# Prompt
Give back every line exactly as it appears, pictures excluded.

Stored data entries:
________________
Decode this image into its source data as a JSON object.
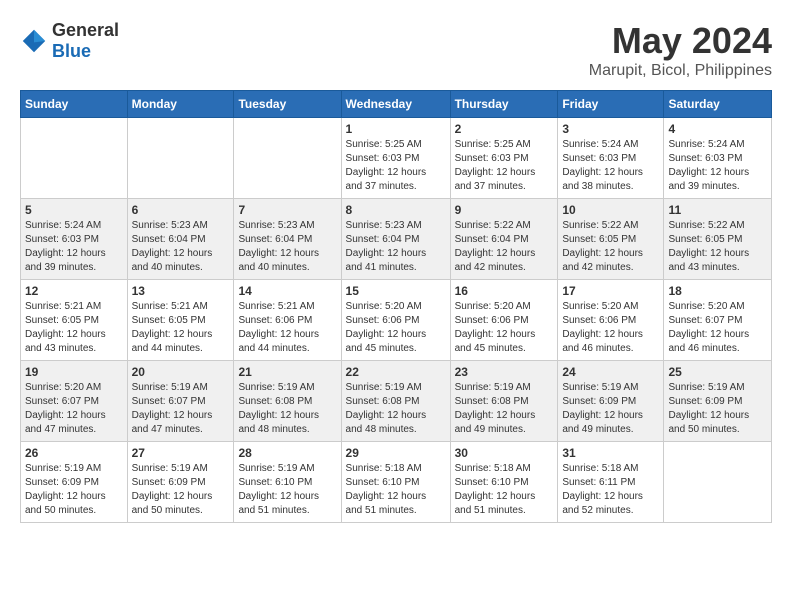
{
  "header": {
    "logo_general": "General",
    "logo_blue": "Blue",
    "title": "May 2024",
    "subtitle": "Marupit, Bicol, Philippines"
  },
  "days_of_week": [
    "Sunday",
    "Monday",
    "Tuesday",
    "Wednesday",
    "Thursday",
    "Friday",
    "Saturday"
  ],
  "weeks": [
    [
      {
        "day": "",
        "info": ""
      },
      {
        "day": "",
        "info": ""
      },
      {
        "day": "",
        "info": ""
      },
      {
        "day": "1",
        "info": "Sunrise: 5:25 AM\nSunset: 6:03 PM\nDaylight: 12 hours\nand 37 minutes."
      },
      {
        "day": "2",
        "info": "Sunrise: 5:25 AM\nSunset: 6:03 PM\nDaylight: 12 hours\nand 37 minutes."
      },
      {
        "day": "3",
        "info": "Sunrise: 5:24 AM\nSunset: 6:03 PM\nDaylight: 12 hours\nand 38 minutes."
      },
      {
        "day": "4",
        "info": "Sunrise: 5:24 AM\nSunset: 6:03 PM\nDaylight: 12 hours\nand 39 minutes."
      }
    ],
    [
      {
        "day": "5",
        "info": "Sunrise: 5:24 AM\nSunset: 6:03 PM\nDaylight: 12 hours\nand 39 minutes."
      },
      {
        "day": "6",
        "info": "Sunrise: 5:23 AM\nSunset: 6:04 PM\nDaylight: 12 hours\nand 40 minutes."
      },
      {
        "day": "7",
        "info": "Sunrise: 5:23 AM\nSunset: 6:04 PM\nDaylight: 12 hours\nand 40 minutes."
      },
      {
        "day": "8",
        "info": "Sunrise: 5:23 AM\nSunset: 6:04 PM\nDaylight: 12 hours\nand 41 minutes."
      },
      {
        "day": "9",
        "info": "Sunrise: 5:22 AM\nSunset: 6:04 PM\nDaylight: 12 hours\nand 42 minutes."
      },
      {
        "day": "10",
        "info": "Sunrise: 5:22 AM\nSunset: 6:05 PM\nDaylight: 12 hours\nand 42 minutes."
      },
      {
        "day": "11",
        "info": "Sunrise: 5:22 AM\nSunset: 6:05 PM\nDaylight: 12 hours\nand 43 minutes."
      }
    ],
    [
      {
        "day": "12",
        "info": "Sunrise: 5:21 AM\nSunset: 6:05 PM\nDaylight: 12 hours\nand 43 minutes."
      },
      {
        "day": "13",
        "info": "Sunrise: 5:21 AM\nSunset: 6:05 PM\nDaylight: 12 hours\nand 44 minutes."
      },
      {
        "day": "14",
        "info": "Sunrise: 5:21 AM\nSunset: 6:06 PM\nDaylight: 12 hours\nand 44 minutes."
      },
      {
        "day": "15",
        "info": "Sunrise: 5:20 AM\nSunset: 6:06 PM\nDaylight: 12 hours\nand 45 minutes."
      },
      {
        "day": "16",
        "info": "Sunrise: 5:20 AM\nSunset: 6:06 PM\nDaylight: 12 hours\nand 45 minutes."
      },
      {
        "day": "17",
        "info": "Sunrise: 5:20 AM\nSunset: 6:06 PM\nDaylight: 12 hours\nand 46 minutes."
      },
      {
        "day": "18",
        "info": "Sunrise: 5:20 AM\nSunset: 6:07 PM\nDaylight: 12 hours\nand 46 minutes."
      }
    ],
    [
      {
        "day": "19",
        "info": "Sunrise: 5:20 AM\nSunset: 6:07 PM\nDaylight: 12 hours\nand 47 minutes."
      },
      {
        "day": "20",
        "info": "Sunrise: 5:19 AM\nSunset: 6:07 PM\nDaylight: 12 hours\nand 47 minutes."
      },
      {
        "day": "21",
        "info": "Sunrise: 5:19 AM\nSunset: 6:08 PM\nDaylight: 12 hours\nand 48 minutes."
      },
      {
        "day": "22",
        "info": "Sunrise: 5:19 AM\nSunset: 6:08 PM\nDaylight: 12 hours\nand 48 minutes."
      },
      {
        "day": "23",
        "info": "Sunrise: 5:19 AM\nSunset: 6:08 PM\nDaylight: 12 hours\nand 49 minutes."
      },
      {
        "day": "24",
        "info": "Sunrise: 5:19 AM\nSunset: 6:09 PM\nDaylight: 12 hours\nand 49 minutes."
      },
      {
        "day": "25",
        "info": "Sunrise: 5:19 AM\nSunset: 6:09 PM\nDaylight: 12 hours\nand 50 minutes."
      }
    ],
    [
      {
        "day": "26",
        "info": "Sunrise: 5:19 AM\nSunset: 6:09 PM\nDaylight: 12 hours\nand 50 minutes."
      },
      {
        "day": "27",
        "info": "Sunrise: 5:19 AM\nSunset: 6:09 PM\nDaylight: 12 hours\nand 50 minutes."
      },
      {
        "day": "28",
        "info": "Sunrise: 5:19 AM\nSunset: 6:10 PM\nDaylight: 12 hours\nand 51 minutes."
      },
      {
        "day": "29",
        "info": "Sunrise: 5:18 AM\nSunset: 6:10 PM\nDaylight: 12 hours\nand 51 minutes."
      },
      {
        "day": "30",
        "info": "Sunrise: 5:18 AM\nSunset: 6:10 PM\nDaylight: 12 hours\nand 51 minutes."
      },
      {
        "day": "31",
        "info": "Sunrise: 5:18 AM\nSunset: 6:11 PM\nDaylight: 12 hours\nand 52 minutes."
      },
      {
        "day": "",
        "info": ""
      }
    ]
  ]
}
________________
# Problem solution
Decode this image into its source data as a JSON object.
{
  "header": {
    "logo_general": "General",
    "logo_blue": "Blue",
    "title": "May 2024",
    "subtitle": "Marupit, Bicol, Philippines"
  },
  "days_of_week": [
    "Sunday",
    "Monday",
    "Tuesday",
    "Wednesday",
    "Thursday",
    "Friday",
    "Saturday"
  ],
  "weeks": [
    [
      {
        "day": "",
        "info": ""
      },
      {
        "day": "",
        "info": ""
      },
      {
        "day": "",
        "info": ""
      },
      {
        "day": "1",
        "info": "Sunrise: 5:25 AM\nSunset: 6:03 PM\nDaylight: 12 hours\nand 37 minutes."
      },
      {
        "day": "2",
        "info": "Sunrise: 5:25 AM\nSunset: 6:03 PM\nDaylight: 12 hours\nand 37 minutes."
      },
      {
        "day": "3",
        "info": "Sunrise: 5:24 AM\nSunset: 6:03 PM\nDaylight: 12 hours\nand 38 minutes."
      },
      {
        "day": "4",
        "info": "Sunrise: 5:24 AM\nSunset: 6:03 PM\nDaylight: 12 hours\nand 39 minutes."
      }
    ],
    [
      {
        "day": "5",
        "info": "Sunrise: 5:24 AM\nSunset: 6:03 PM\nDaylight: 12 hours\nand 39 minutes."
      },
      {
        "day": "6",
        "info": "Sunrise: 5:23 AM\nSunset: 6:04 PM\nDaylight: 12 hours\nand 40 minutes."
      },
      {
        "day": "7",
        "info": "Sunrise: 5:23 AM\nSunset: 6:04 PM\nDaylight: 12 hours\nand 40 minutes."
      },
      {
        "day": "8",
        "info": "Sunrise: 5:23 AM\nSunset: 6:04 PM\nDaylight: 12 hours\nand 41 minutes."
      },
      {
        "day": "9",
        "info": "Sunrise: 5:22 AM\nSunset: 6:04 PM\nDaylight: 12 hours\nand 42 minutes."
      },
      {
        "day": "10",
        "info": "Sunrise: 5:22 AM\nSunset: 6:05 PM\nDaylight: 12 hours\nand 42 minutes."
      },
      {
        "day": "11",
        "info": "Sunrise: 5:22 AM\nSunset: 6:05 PM\nDaylight: 12 hours\nand 43 minutes."
      }
    ],
    [
      {
        "day": "12",
        "info": "Sunrise: 5:21 AM\nSunset: 6:05 PM\nDaylight: 12 hours\nand 43 minutes."
      },
      {
        "day": "13",
        "info": "Sunrise: 5:21 AM\nSunset: 6:05 PM\nDaylight: 12 hours\nand 44 minutes."
      },
      {
        "day": "14",
        "info": "Sunrise: 5:21 AM\nSunset: 6:06 PM\nDaylight: 12 hours\nand 44 minutes."
      },
      {
        "day": "15",
        "info": "Sunrise: 5:20 AM\nSunset: 6:06 PM\nDaylight: 12 hours\nand 45 minutes."
      },
      {
        "day": "16",
        "info": "Sunrise: 5:20 AM\nSunset: 6:06 PM\nDaylight: 12 hours\nand 45 minutes."
      },
      {
        "day": "17",
        "info": "Sunrise: 5:20 AM\nSunset: 6:06 PM\nDaylight: 12 hours\nand 46 minutes."
      },
      {
        "day": "18",
        "info": "Sunrise: 5:20 AM\nSunset: 6:07 PM\nDaylight: 12 hours\nand 46 minutes."
      }
    ],
    [
      {
        "day": "19",
        "info": "Sunrise: 5:20 AM\nSunset: 6:07 PM\nDaylight: 12 hours\nand 47 minutes."
      },
      {
        "day": "20",
        "info": "Sunrise: 5:19 AM\nSunset: 6:07 PM\nDaylight: 12 hours\nand 47 minutes."
      },
      {
        "day": "21",
        "info": "Sunrise: 5:19 AM\nSunset: 6:08 PM\nDaylight: 12 hours\nand 48 minutes."
      },
      {
        "day": "22",
        "info": "Sunrise: 5:19 AM\nSunset: 6:08 PM\nDaylight: 12 hours\nand 48 minutes."
      },
      {
        "day": "23",
        "info": "Sunrise: 5:19 AM\nSunset: 6:08 PM\nDaylight: 12 hours\nand 49 minutes."
      },
      {
        "day": "24",
        "info": "Sunrise: 5:19 AM\nSunset: 6:09 PM\nDaylight: 12 hours\nand 49 minutes."
      },
      {
        "day": "25",
        "info": "Sunrise: 5:19 AM\nSunset: 6:09 PM\nDaylight: 12 hours\nand 50 minutes."
      }
    ],
    [
      {
        "day": "26",
        "info": "Sunrise: 5:19 AM\nSunset: 6:09 PM\nDaylight: 12 hours\nand 50 minutes."
      },
      {
        "day": "27",
        "info": "Sunrise: 5:19 AM\nSunset: 6:09 PM\nDaylight: 12 hours\nand 50 minutes."
      },
      {
        "day": "28",
        "info": "Sunrise: 5:19 AM\nSunset: 6:10 PM\nDaylight: 12 hours\nand 51 minutes."
      },
      {
        "day": "29",
        "info": "Sunrise: 5:18 AM\nSunset: 6:10 PM\nDaylight: 12 hours\nand 51 minutes."
      },
      {
        "day": "30",
        "info": "Sunrise: 5:18 AM\nSunset: 6:10 PM\nDaylight: 12 hours\nand 51 minutes."
      },
      {
        "day": "31",
        "info": "Sunrise: 5:18 AM\nSunset: 6:11 PM\nDaylight: 12 hours\nand 52 minutes."
      },
      {
        "day": "",
        "info": ""
      }
    ]
  ]
}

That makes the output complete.